Material supplied:
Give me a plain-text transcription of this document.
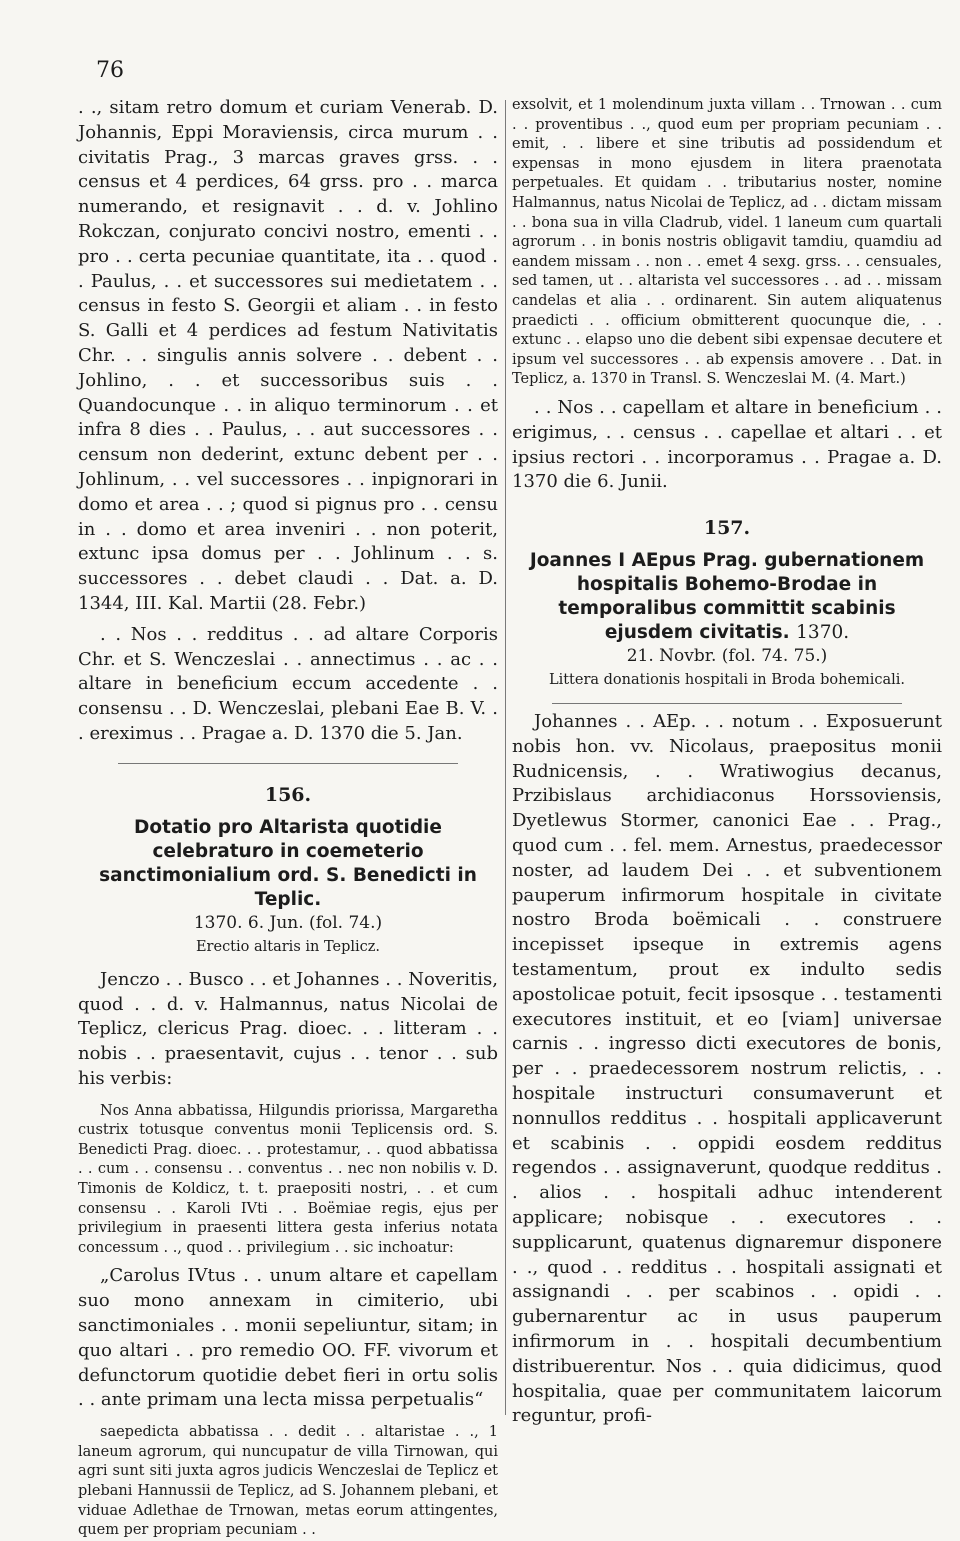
76

. ., sitam retro domum et curiam Venerab. D. Johannis, Eppi Moraviensis, circa murum . . civitatis Prag., 3 marcas graves grss. . . census et 4 perdices, 64 grss. pro . . marca numerando, et resignavit . . d. v. Johlino Rokczan, conjurato concivi nostro, ementi . . pro . . certa pecuniae quantitate, ita . . quod . . Paulus, . . et successores sui medietatem . . census in festo S. Georgii et aliam . . in festo S. Galli et 4 perdices ad festum Nativitatis Chr. . . singulis annis solvere . . debent . . Johlino, . . et successoribus suis . . Quandocunque . . in aliquo terminorum . . et infra 8 dies . . Paulus, . . aut successores . . censum non dederint, extunc debent per . . Johlinum, . . vel successores . . inpignorari in domo et area . . ; quod si pignus pro . . censu in . . domo et area inveniri . . non poterit, extunc ipsa domus per . . Johlinum . . s. successores . . debet claudi . . Dat. a. D. 1344, III. Kal. Martii (28. Febr.)

. . Nos . . redditus . . ad altare Corporis Chr. et S. Wenczeslai . . annectimus . . ac . . altare in beneficium eccum accedente . . consensu . . D. Wenczeslai, plebani Eae B. V. . . ereximus . . Pragae a. D. 1370 die 5. Jan.

156.
Dotatio pro Altarista quotidie celebraturo in coemeterio sanctimonialium ord. S. Benedicti in Teplic.
1370. 6. Jun. (fol. 74.)
Erectio altaris in Teplicz.

Jenczo . . Busco . . et Johannes . . Noveritis, quod . . d. v. Halmannus, natus Nicolai de Teplicz, clericus Prag. dioec. . . litteram . . nobis . . praesentavit, cujus . . tenor . . sub his verbis:

Nos Anna abbatissa, Hilgundis priorissa, Margaretha custrix totusque conventus monii Teplicensis ord. S. Benedicti Prag. dioec. . . protestamur, . . quod abbatissa . . cum . . consensu . . conventus . . nec non nobilis v. D. Timonis de Koldicz, t. t. praepositi nostri, . . et cum consensu . . Karoli IVti . . Boëmiae regis, ejus per privilegium in praesenti littera gesta inferius notata concessum . ., quod . . privilegium . . sic inchoatur:

„Carolus IVtus . . unum altare et capellam suo mono annexam in cimiterio, ubi sanctimoniales . . monii sepeliuntur, sitam; in quo altari . . pro remedio OO. FF. vivorum et defunctorum quotidie debet fieri in ortu solis . . ante primam una lecta missa perpetualis“

saepedicta abbatissa . . dedit . . altaristae . ., 1 laneum agrorum, qui nuncupatur de villa Tirnowan, qui agri sunt siti juxta agros judicis Wenczeslai de Teplicz et plebani Hannussii de Teplicz, ad S. Johannem plebani, et viduae Adlethae de Trnowan, metas eorum attingentes, quem per propriam pecuniam . .

exsolvit, et 1 molendinum juxta villam . . Trnowan . . cum . . proventibus . ., quod eum per propriam pecuniam . . emit, . . libere et sine tributis ad possidendum et expensas in mono ejusdem in litera praenotata perpetuales. Et quidam . . tributarius noster, nomine Halmannus, natus Nicolai de Teplicz, ad . . dictam missam . . bona sua in villa Cladrub, videl. 1 laneum cum quartali agrorum . . in bonis nostris obligavit tamdiu, quamdiu ad eandem missam . . non . . emet 4 sexg. grss. . . censuales, sed tamen, ut . . altarista vel successores . . ad . . missam candelas et alia . . ordinarent. Sin autem aliquatenus praedicti . . officium obmitterent quocunque die, . . extunc . . elapso uno die debent sibi expensae decutere et ipsum vel successores . . ab expensis amovere . . Dat. in Teplicz, a. 1370 in Transl. S. Wenczeslai M. (4. Mart.)

. . Nos . . capellam et altare in beneficium . . erigimus, . . census . . capellae et altari . . et ipsius rectori . . incorporamus . . Pragae a. D. 1370 die 6. Junii.

157.
Joannes I AEpus Prag. gubernationem hospitalis Bohemo-Brodae in temporalibus committit scabinis ejusdem civitatis. 1370.
21. Novbr. (fol. 74. 75.)
Littera donationis hospitali in Broda bohemicali.

Johannes . . AEp. . . notum . . Exposuerunt nobis hon. vv. Nicolaus, praepositus monii Rudnicensis, . . Wratiwogius decanus, Przibislaus archidiaconus Horssoviensis, Dyetlewus Stormer, canonici Eae . . Prag., quod cum . . fel. mem. Arnestus, praedecessor noster, ad laudem Dei . . et subventionem pauperum infirmorum hospitale in civitate nostro Broda boëmicali . . construere incepisset ipseque in extremis agens testamentum, prout ex indulto sedis apostolicae potuit, fecit ipsosque . . testamenti executores instituit, et eo [viam] universae carnis . . ingresso dicti executores de bonis, per . . praedecessorem nostrum relictis, . . hospitale instructuri consumaverunt et nonnullos redditus . . hospitali applicaverunt et scabinis . . oppidi eosdem redditus regendos . . assignaverunt, quodque redditus . . alios . . hospitali adhuc intenderent applicare; nobisque . . executores . . supplicarunt, quatenus dignaremur disponere . ., quod . . redditus . . hospitali assignati et assignandi . . per scabinos . . opidi . . gubernarentur ac in usus pauperum infirmorum in . . hospitali decumbentium distribuerentur. Nos . . quia didicimus, quod hospitalia, quae per communitatem laicorum reguntur, profi-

Problem statement: Among the lines of the data, identify those with the word "Pragae". Copy each of them.

Expected answer:
. . Nos . . redditus . . ad altare Corporis Chr. et S. Wenczeslai . . annectimus . . ac . . altare in beneficium eccum accedente . . consensu . . D. Wenczeslai, plebani Eae B. V. . . ereximus . . Pragae a. D. 1370 die 5. Jan.
. . Nos . . capellam et altare in beneficium . . erigimus, . . census . . capellae et altari . . et ipsius rectori . . incorporamus . . Pragae a. D. 1370 die 6. Junii.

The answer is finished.